Problem description: Reproduce every entry exactly and leave its pictures out.

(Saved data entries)
□ □ □ □
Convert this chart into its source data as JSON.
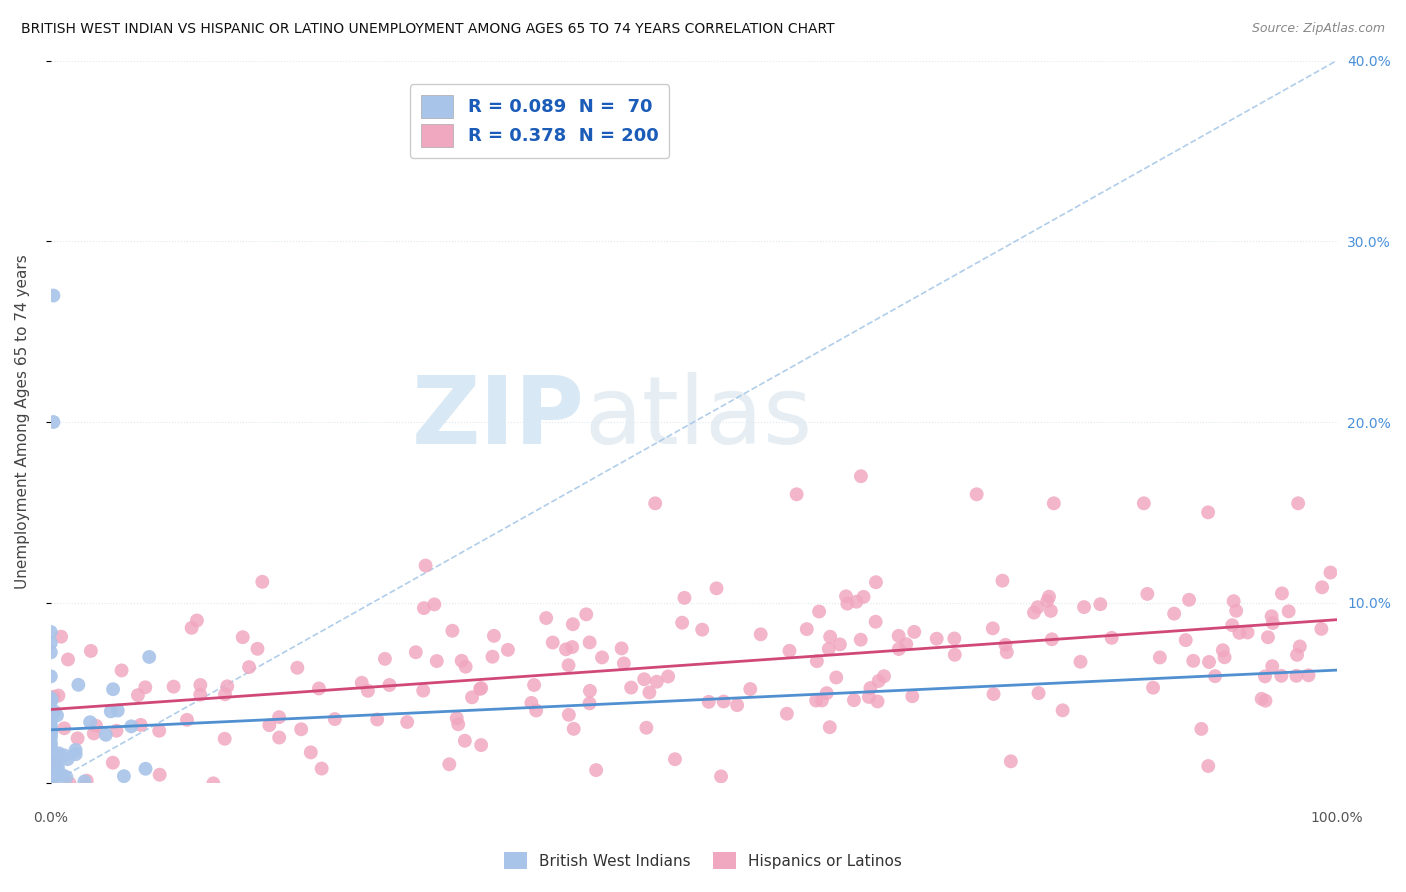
{
  "title": "BRITISH WEST INDIAN VS HISPANIC OR LATINO UNEMPLOYMENT AMONG AGES 65 TO 74 YEARS CORRELATION CHART",
  "source": "Source: ZipAtlas.com",
  "ylabel": "Unemployment Among Ages 65 to 74 years",
  "xlim": [
    0,
    1.0
  ],
  "ylim": [
    0,
    0.4
  ],
  "legend_labels": [
    "British West Indians",
    "Hispanics or Latinos"
  ],
  "blue_R": 0.089,
  "blue_N": 70,
  "pink_R": 0.378,
  "pink_N": 200,
  "blue_color": "#a8c4e8",
  "pink_color": "#f0a8c0",
  "blue_line_color": "#5090d0",
  "pink_line_color": "#d04878",
  "dash_line_color": "#a8c8e8",
  "watermark_zip": "ZIP",
  "watermark_atlas": "atlas",
  "title_fontsize": 10,
  "source_fontsize": 9,
  "legend_text_color": "#1a5cb8",
  "right_axis_color": "#4a90d9",
  "grid_color": "#e0e8f0",
  "background_color": "#ffffff"
}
□ □ □ □
The solution:
Convert this chart into its source data as JSON.
{
  "title": "BRITISH WEST INDIAN VS HISPANIC OR LATINO UNEMPLOYMENT AMONG AGES 65 TO 74 YEARS CORRELATION CHART",
  "source": "Source: ZipAtlas.com",
  "ylabel": "Unemployment Among Ages 65 to 74 years",
  "xlim": [
    0,
    1.0
  ],
  "ylim": [
    0,
    0.4
  ],
  "legend_labels": [
    "British West Indians",
    "Hispanics or Latinos"
  ],
  "blue_R": 0.089,
  "blue_N": 70,
  "pink_R": 0.378,
  "pink_N": 200,
  "blue_color": "#a8c4e8",
  "pink_color": "#f0a8c0",
  "blue_line_color": "#5090d0",
  "pink_line_color": "#d04878",
  "dash_line_color": "#a8c8e8",
  "watermark_zip": "ZIP",
  "watermark_atlas": "atlas",
  "title_fontsize": 10,
  "source_fontsize": 9,
  "legend_text_color": "#1a5cb8",
  "right_axis_color": "#4a90d9",
  "grid_color": "#e0e8f0",
  "background_color": "#ffffff"
}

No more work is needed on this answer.